* Exercise brief *
Send each entry back exactly as given, pictures excluded.

* Extracted information *
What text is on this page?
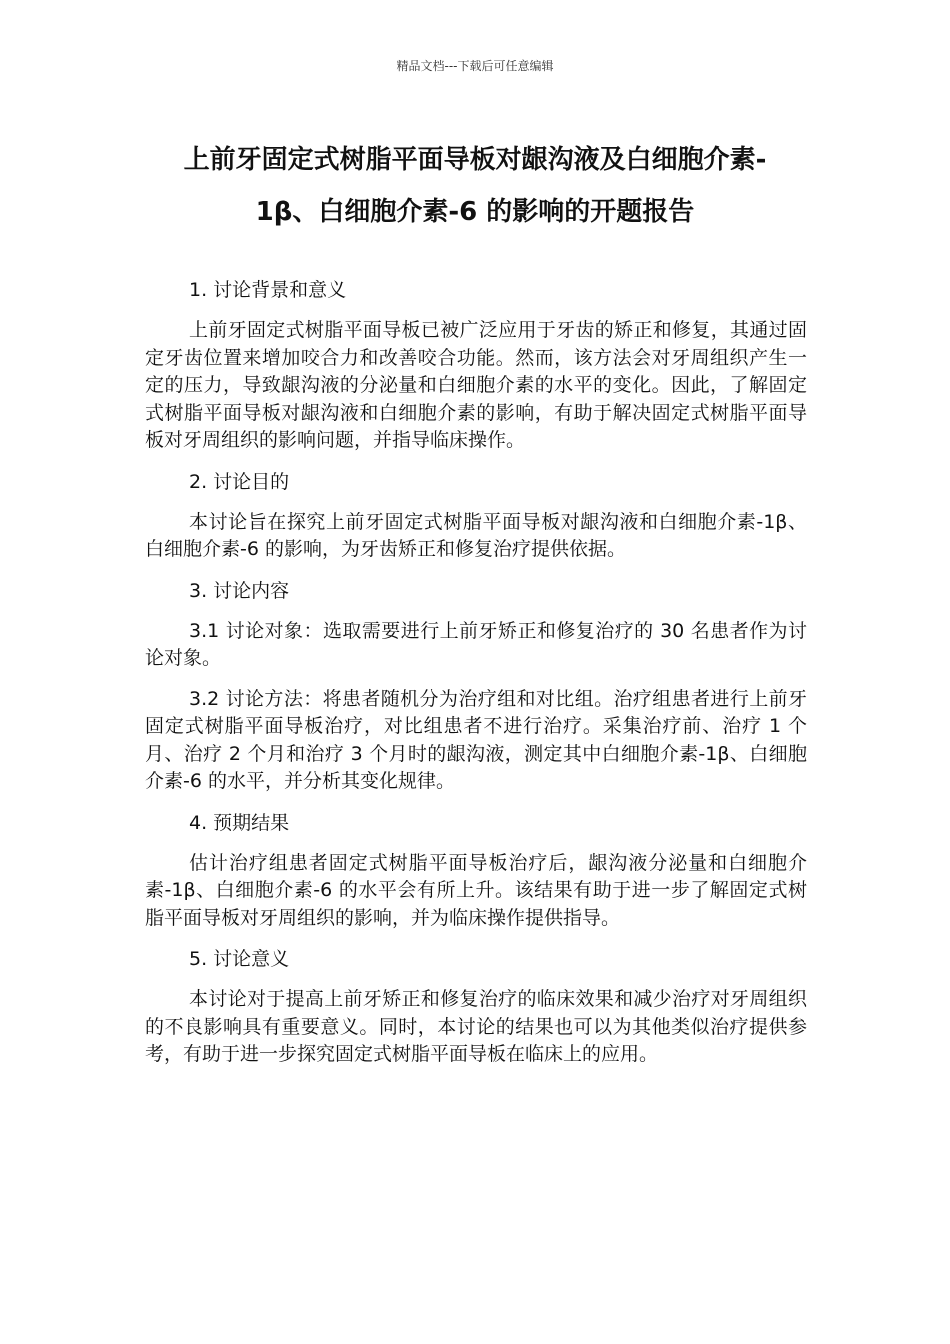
精品文档---下载后可任意编辑
上前牙固定式树脂平面导板对龈沟液及白细胞介素-
1β、白细胞介素-6 的影响的开题报告
1. 讨论背景和意义

上前牙固定式树脂平面导板已被广泛应用于牙齿的矫正和修复，其通过固定牙齿位置来增加咬合力和改善咬合功能。然而，该方法会对牙周组织产生一定的压力，导致龈沟液的分泌量和白细胞介素的水平的变化。因此，了解固定式树脂平面导板对龈沟液和白细胞介素的影响，有助于解决固定式树脂平面导板对牙周组织的影响问题，并指导临床操作。

2. 讨论目的

本讨论旨在探究上前牙固定式树脂平面导板对龈沟液和白细胞介素-1β、白细胞介素-6 的影响，为牙齿矫正和修复治疗提供依据。

3. 讨论内容

3.1 讨论对象：选取需要进行上前牙矫正和修复治疗的 30 名患者作为讨论对象。

3.2 讨论方法：将患者随机分为治疗组和对比组。治疗组患者进行上前牙固定式树脂平面导板治疗，对比组患者不进行治疗。采集治疗前、治疗 1 个月、治疗 2 个月和治疗 3 个月时的龈沟液，测定其中白细胞介素-1β、白细胞介素-6 的水平，并分析其变化规律。

4. 预期结果

估计治疗组患者固定式树脂平面导板治疗后，龈沟液分泌量和白细胞介素-1β、白细胞介素-6 的水平会有所上升。该结果有助于进一步了解固定式树脂平面导板对牙周组织的影响，并为临床操作提供指导。

5. 讨论意义

本讨论对于提高上前牙矫正和修复治疗的临床效果和减少治疗对牙周组织的不良影响具有重要意义。同时，本讨论的结果也可以为其他类似治疗提供参考，有助于进一步探究固定式树脂平面导板在临床上的应用。
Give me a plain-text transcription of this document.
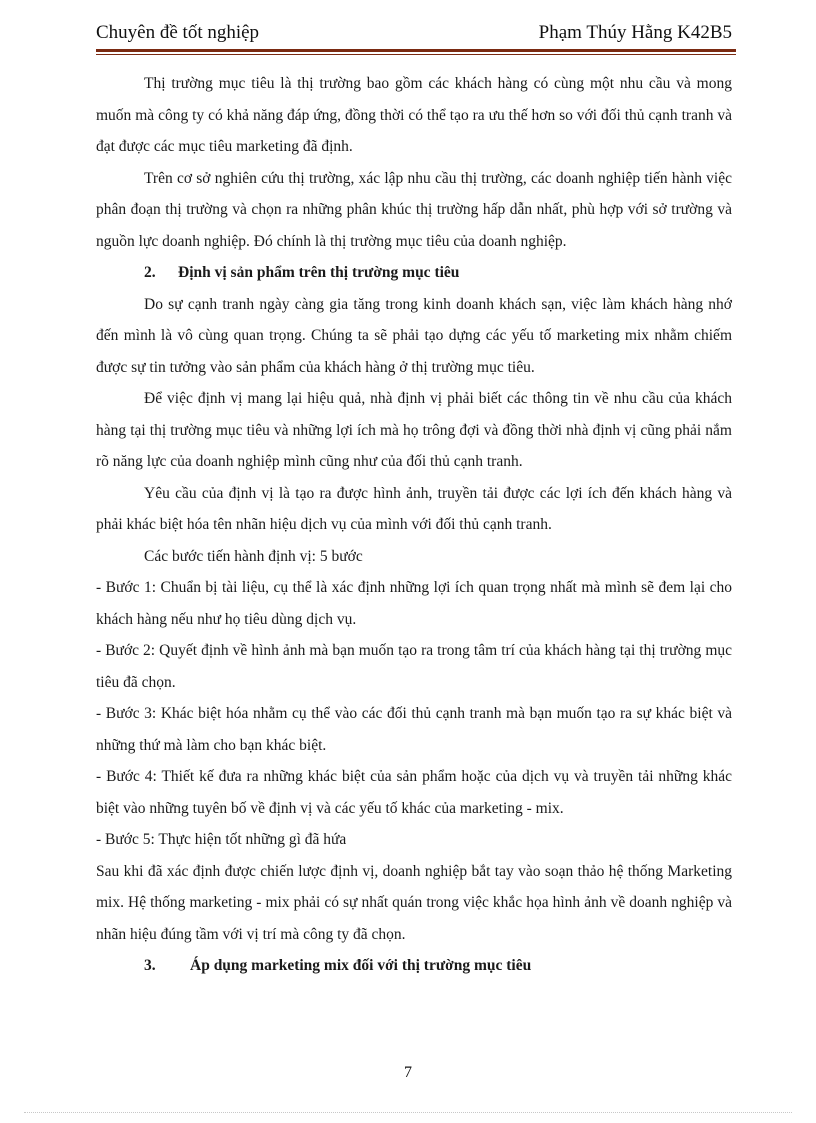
Chuyên đề tốt nghiệp	Phạm Thúy Hằng K42B5

Thị trường mục tiêu là thị trường bao gồm các khách hàng có cùng một nhu cầu và mong muốn mà công ty có khả năng đáp ứng, đồng thời có thể tạo ra ưu thế hơn so với đối thủ cạnh tranh và đạt được các mục tiêu marketing đã định.

Trên cơ sở nghiên cứu thị trường, xác lập nhu cầu thị trường, các doanh nghiệp tiến hành việc phân đoạn thị trường và chọn ra những phân khúc thị trường hấp dẫn nhất, phù hợp với sở trường và nguồn lực doanh nghiệp. Đó chính là thị trường mục tiêu của doanh nghiệp.

2. Định vị sản phẩm trên thị trường mục tiêu

Do sự cạnh tranh ngày càng gia tăng trong kinh doanh khách sạn, việc làm khách hàng nhớ đến mình là vô cùng quan trọng. Chúng ta sẽ phải tạo dựng các yếu tố marketing mix nhằm chiếm được sự tin tưởng vào sản phẩm của khách hàng ở thị trường mục tiêu.

Để việc định vị mang lại hiệu quả, nhà định vị phải biết các thông tin về nhu cầu của khách hàng tại thị trường mục tiêu và những lợi ích mà họ trông đợi và đồng thời nhà định vị cũng phải nắm rõ năng lực của doanh nghiệp mình cũng như của đối thủ cạnh tranh.

Yêu cầu của định vị là tạo ra được hình ảnh, truyền tải được các lợi ích đến khách hàng và phải khác biệt hóa tên nhãn hiệu dịch vụ của mình với đối thủ cạnh tranh.

Các bước tiến hành định vị: 5 bước

- Bước 1: Chuẩn bị tài liệu, cụ thể là xác định những lợi ích quan trọng nhất mà mình sẽ đem lại cho khách hàng nếu như họ tiêu dùng dịch vụ.

- Bước 2: Quyết định về hình ảnh mà bạn muốn tạo ra trong tâm trí của khách hàng tại thị trường mục tiêu đã chọn.

- Bước 3: Khác biệt hóa nhằm cụ thể vào các đối thủ cạnh tranh mà bạn muốn tạo ra sự khác biệt và những thứ mà làm cho bạn khác biệt.

- Bước 4: Thiết kế đưa ra những khác biệt của sản phẩm hoặc của dịch vụ và truyền tải những khác biệt vào những tuyên bố về định vị và các yếu tố khác của marketing - mix.

- Bước 5: Thực hiện tốt những gì đã hứa

Sau khi đã xác định được chiến lược định vị, doanh nghiệp bắt tay vào soạn thảo hệ thống Marketing mix. Hệ thống marketing - mix phải có sự nhất quán trong việc khắc họa hình ảnh về doanh nghiệp và nhãn hiệu đúng tầm với vị trí mà công ty đã chọn.

3. Áp dụng marketing mix đối với thị trường mục tiêu

7
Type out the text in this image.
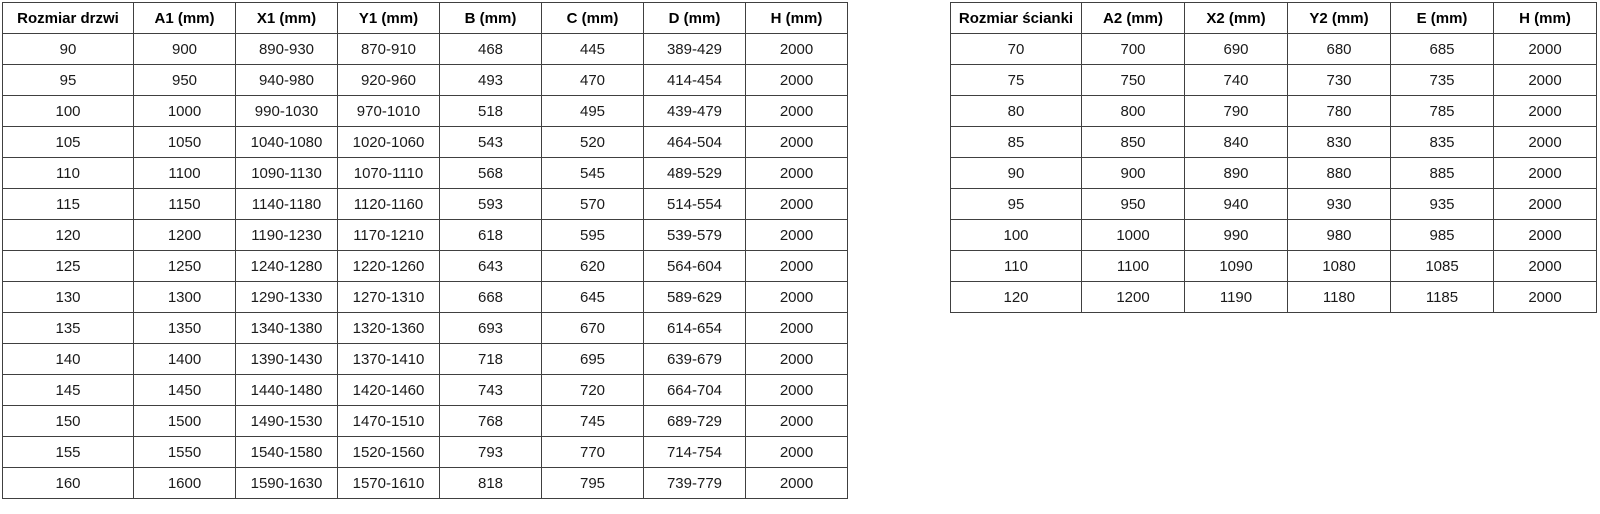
Rozmiar drzwi	A1 (mm)	X1 (mm)	Y1 (mm)	B (mm)	C (mm)	D (mm)	H (mm)
90	900	890-930	870-910	468	445	389-429	2000
95	950	940-980	920-960	493	470	414-454	2000
100	1000	990-1030	970-1010	518	495	439-479	2000
105	1050	1040-1080	1020-1060	543	520	464-504	2000
110	1100	1090-1130	1070-1110	568	545	489-529	2000
115	1150	1140-1180	1120-1160	593	570	514-554	2000
120	1200	1190-1230	1170-1210	618	595	539-579	2000
125	1250	1240-1280	1220-1260	643	620	564-604	2000
130	1300	1290-1330	1270-1310	668	645	589-629	2000
135	1350	1340-1380	1320-1360	693	670	614-654	2000
140	1400	1390-1430	1370-1410	718	695	639-679	2000
145	1450	1440-1480	1420-1460	743	720	664-704	2000
150	1500	1490-1530	1470-1510	768	745	689-729	2000
155	1550	1540-1580	1520-1560	793	770	714-754	2000
160	1600	1590-1630	1570-1610	818	795	739-779	2000
Rozmiar ścianki	A2 (mm)	X2 (mm)	Y2 (mm)	E (mm)	H (mm)
70	700	690	680	685	2000
75	750	740	730	735	2000
80	800	790	780	785	2000
85	850	840	830	835	2000
90	900	890	880	885	2000
95	950	940	930	935	2000
100	1000	990	980	985	2000
110	1100	1090	1080	1085	2000
120	1200	1190	1180	1185	2000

* Response *
What text is on this page?
精品文档---下载后可任意编辑
上前牙固定式树脂平面导板对龈沟液及白细胞介素-
1β、白细胞介素-6 的影响的开题报告
1. 讨论背景和意义

上前牙固定式树脂平面导板已被广泛应用于牙齿的矫正和修复，其通过固定牙齿位置来增加咬合力和改善咬合功能。然而，该方法会对牙周组织产生一定的压力，导致龈沟液的分泌量和白细胞介素的水平的变化。因此，了解固定式树脂平面导板对龈沟液和白细胞介素的影响，有助于解决固定式树脂平面导板对牙周组织的影响问题，并指导临床操作。

2. 讨论目的

本讨论旨在探究上前牙固定式树脂平面导板对龈沟液和白细胞介素-1β、白细胞介素-6 的影响，为牙齿矫正和修复治疗提供依据。

3. 讨论内容

3.1 讨论对象：选取需要进行上前牙矫正和修复治疗的 30 名患者作为讨论对象。

3.2 讨论方法：将患者随机分为治疗组和对比组。治疗组患者进行上前牙固定式树脂平面导板治疗，对比组患者不进行治疗。采集治疗前、治疗 1 个月、治疗 2 个月和治疗 3 个月时的龈沟液，测定其中白细胞介素-1β、白细胞介素-6 的水平，并分析其变化规律。

4. 预期结果

估计治疗组患者固定式树脂平面导板治疗后，龈沟液分泌量和白细胞介素-1β、白细胞介素-6 的水平会有所上升。该结果有助于进一步了解固定式树脂平面导板对牙周组织的影响，并为临床操作提供指导。

5. 讨论意义

本讨论对于提高上前牙矫正和修复治疗的临床效果和减少治疗对牙周组织的不良影响具有重要意义。同时，本讨论的结果也可以为其他类似治疗提供参考，有助于进一步探究固定式树脂平面导板在临床上的应用。
Give me a plain-text transcription of this document.
Chuyên đề tốt nghiệp	Phạm Thúy Hằng K42B5

Thị trường mục tiêu là thị trường bao gồm các khách hàng có cùng một nhu cầu và mong muốn mà công ty có khả năng đáp ứng, đồng thời có thể tạo ra ưu thế hơn so với đối thủ cạnh tranh và đạt được các mục tiêu marketing đã định.

Trên cơ sở nghiên cứu thị trường, xác lập nhu cầu thị trường, các doanh nghiệp tiến hành việc phân đoạn thị trường và chọn ra những phân khúc thị trường hấp dẫn nhất, phù hợp với sở trường và nguồn lực doanh nghiệp. Đó chính là thị trường mục tiêu của doanh nghiệp.

2. Định vị sản phẩm trên thị trường mục tiêu

Do sự cạnh tranh ngày càng gia tăng trong kinh doanh khách sạn, việc làm khách hàng nhớ đến mình là vô cùng quan trọng. Chúng ta sẽ phải tạo dựng các yếu tố marketing mix nhằm chiếm được sự tin tưởng vào sản phẩm của khách hàng ở thị trường mục tiêu.

Để việc định vị mang lại hiệu quả, nhà định vị phải biết các thông tin về nhu cầu của khách hàng tại thị trường mục tiêu và những lợi ích mà họ trông đợi và đồng thời nhà định vị cũng phải nắm rõ năng lực của doanh nghiệp mình cũng như của đối thủ cạnh tranh.

Yêu cầu của định vị là tạo ra được hình ảnh, truyền tải được các lợi ích đến khách hàng và phải khác biệt hóa tên nhãn hiệu dịch vụ của mình với đối thủ cạnh tranh.

Các bước tiến hành định vị: 5 bước

- Bước 1: Chuẩn bị tài liệu, cụ thể là xác định những lợi ích quan trọng nhất mà mình sẽ đem lại cho khách hàng nếu như họ tiêu dùng dịch vụ.

- Bước 2: Quyết định về hình ảnh mà bạn muốn tạo ra trong tâm trí của khách hàng tại thị trường mục tiêu đã chọn.

- Bước 3: Khác biệt hóa nhằm cụ thể vào các đối thủ cạnh tranh mà bạn muốn tạo ra sự khác biệt và những thứ mà làm cho bạn khác biệt.

- Bước 4: Thiết kế đưa ra những khác biệt của sản phẩm hoặc của dịch vụ và truyền tải những khác biệt vào những tuyên bố về định vị và các yếu tố khác của marketing - mix.

- Bước 5: Thực hiện tốt những gì đã hứa

Sau khi đã xác định được chiến lược định vị, doanh nghiệp bắt tay vào soạn thảo hệ thống Marketing mix. Hệ thống marketing - mix phải có sự nhất quán trong việc khắc họa hình ảnh về doanh nghiệp và nhãn hiệu đúng tầm với vị trí mà công ty đã chọn.

3. Áp dụng marketing mix đối với thị trường mục tiêu

7
Type out the text in this image.
Rozmiar drzwi	A1 (mm)	X1 (mm)	Y1 (mm)	B (mm)	C (mm)	D (mm)	H (mm)
90	900	890-930	870-910	468	445	389-429	2000
95	950	940-980	920-960	493	470	414-454	2000
100	1000	990-1030	970-1010	518	495	439-479	2000
105	1050	1040-1080	1020-1060	543	520	464-504	2000
110	1100	1090-1130	1070-1110	568	545	489-529	2000
115	1150	1140-1180	1120-1160	593	570	514-554	2000
120	1200	1190-1230	1170-1210	618	595	539-579	2000
125	1250	1240-1280	1220-1260	643	620	564-604	2000
130	1300	1290-1330	1270-1310	668	645	589-629	2000
135	1350	1340-1380	1320-1360	693	670	614-654	2000
140	1400	1390-1430	1370-1410	718	695	639-679	2000
145	1450	1440-1480	1420-1460	743	720	664-704	2000
150	1500	1490-1530	1470-1510	768	745	689-729	2000
155	1550	1540-1580	1520-1560	793	770	714-754	2000
160	1600	1590-1630	1570-1610	818	795	739-779	2000
Rozmiar ścianki	A2 (mm)	X2 (mm)	Y2 (mm)	E (mm)	H (mm)
70	700	690	680	685	2000
75	750	740	730	735	2000
80	800	790	780	785	2000
85	850	840	830	835	2000
90	900	890	880	885	2000
95	950	940	930	935	2000
100	1000	990	980	985	2000
110	1100	1090	1080	1085	2000
120	1200	1190	1180	1185	2000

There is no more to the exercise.